TASK GOAL ▸
Scan the data below and pick out the lines containing the word "Hall".

INPUT RECORDS ▸
────

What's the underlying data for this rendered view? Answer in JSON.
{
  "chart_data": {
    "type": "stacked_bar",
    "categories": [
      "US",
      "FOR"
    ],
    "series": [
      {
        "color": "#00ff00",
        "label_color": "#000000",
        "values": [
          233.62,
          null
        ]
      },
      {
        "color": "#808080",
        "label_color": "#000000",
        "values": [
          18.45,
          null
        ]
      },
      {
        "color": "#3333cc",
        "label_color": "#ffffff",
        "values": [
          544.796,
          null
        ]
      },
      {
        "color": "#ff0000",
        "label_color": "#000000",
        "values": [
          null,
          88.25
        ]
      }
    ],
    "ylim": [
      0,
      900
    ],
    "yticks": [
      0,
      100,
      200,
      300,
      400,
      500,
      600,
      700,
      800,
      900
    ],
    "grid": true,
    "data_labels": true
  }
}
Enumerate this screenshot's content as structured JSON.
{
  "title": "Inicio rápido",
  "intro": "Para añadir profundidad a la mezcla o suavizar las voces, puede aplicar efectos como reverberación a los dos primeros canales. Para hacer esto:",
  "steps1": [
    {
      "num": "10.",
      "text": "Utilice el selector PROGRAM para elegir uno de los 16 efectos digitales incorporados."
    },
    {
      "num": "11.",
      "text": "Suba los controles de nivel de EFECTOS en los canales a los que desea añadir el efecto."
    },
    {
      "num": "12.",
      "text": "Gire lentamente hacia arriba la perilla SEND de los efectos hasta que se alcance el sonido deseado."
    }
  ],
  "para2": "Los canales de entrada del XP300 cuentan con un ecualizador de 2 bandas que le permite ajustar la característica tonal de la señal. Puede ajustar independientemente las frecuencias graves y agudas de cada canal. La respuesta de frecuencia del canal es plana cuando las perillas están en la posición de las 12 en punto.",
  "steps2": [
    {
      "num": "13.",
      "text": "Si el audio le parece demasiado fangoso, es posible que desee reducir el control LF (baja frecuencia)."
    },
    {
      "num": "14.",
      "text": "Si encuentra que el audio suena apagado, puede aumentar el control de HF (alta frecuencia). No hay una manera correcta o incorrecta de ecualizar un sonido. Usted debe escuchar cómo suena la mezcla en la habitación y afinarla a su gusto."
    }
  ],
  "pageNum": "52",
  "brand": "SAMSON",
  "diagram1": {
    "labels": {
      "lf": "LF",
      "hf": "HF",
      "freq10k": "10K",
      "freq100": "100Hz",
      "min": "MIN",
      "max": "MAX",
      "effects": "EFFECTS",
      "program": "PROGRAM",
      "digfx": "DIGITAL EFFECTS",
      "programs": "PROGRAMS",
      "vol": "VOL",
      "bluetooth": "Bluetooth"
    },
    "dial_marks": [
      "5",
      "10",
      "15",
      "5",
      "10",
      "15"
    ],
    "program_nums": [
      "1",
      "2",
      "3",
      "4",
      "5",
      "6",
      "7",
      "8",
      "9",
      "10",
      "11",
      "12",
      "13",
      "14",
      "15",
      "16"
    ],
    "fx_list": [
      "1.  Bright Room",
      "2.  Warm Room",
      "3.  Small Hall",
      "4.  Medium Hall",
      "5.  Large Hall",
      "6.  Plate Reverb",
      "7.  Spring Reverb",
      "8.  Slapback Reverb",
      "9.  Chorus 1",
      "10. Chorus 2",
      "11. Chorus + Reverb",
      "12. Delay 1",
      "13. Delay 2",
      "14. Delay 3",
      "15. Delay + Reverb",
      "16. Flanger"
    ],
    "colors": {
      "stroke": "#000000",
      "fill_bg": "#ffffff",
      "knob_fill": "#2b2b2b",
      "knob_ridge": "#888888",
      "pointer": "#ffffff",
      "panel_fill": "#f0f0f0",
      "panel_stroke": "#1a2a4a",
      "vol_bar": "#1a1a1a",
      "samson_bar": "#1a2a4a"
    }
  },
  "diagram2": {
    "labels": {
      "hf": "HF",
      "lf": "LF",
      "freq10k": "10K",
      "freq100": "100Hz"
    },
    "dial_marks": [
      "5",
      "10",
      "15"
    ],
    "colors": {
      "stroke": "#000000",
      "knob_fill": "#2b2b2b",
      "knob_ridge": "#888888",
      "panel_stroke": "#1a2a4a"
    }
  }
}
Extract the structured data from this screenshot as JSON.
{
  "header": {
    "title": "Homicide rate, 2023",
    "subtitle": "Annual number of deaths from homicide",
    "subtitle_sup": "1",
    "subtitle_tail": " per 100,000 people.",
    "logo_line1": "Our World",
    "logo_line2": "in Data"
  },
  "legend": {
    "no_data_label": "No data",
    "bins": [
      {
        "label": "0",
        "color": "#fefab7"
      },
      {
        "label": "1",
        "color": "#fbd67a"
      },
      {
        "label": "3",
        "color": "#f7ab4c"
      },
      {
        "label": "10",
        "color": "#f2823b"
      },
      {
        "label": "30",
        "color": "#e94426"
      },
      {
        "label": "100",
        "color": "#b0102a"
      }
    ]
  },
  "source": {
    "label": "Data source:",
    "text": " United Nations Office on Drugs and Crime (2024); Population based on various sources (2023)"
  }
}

────

EXERCISE ANSWER ▸
      "3.  Small Hall",
      "4.  Medium Hall",
      "5.  Large Hall",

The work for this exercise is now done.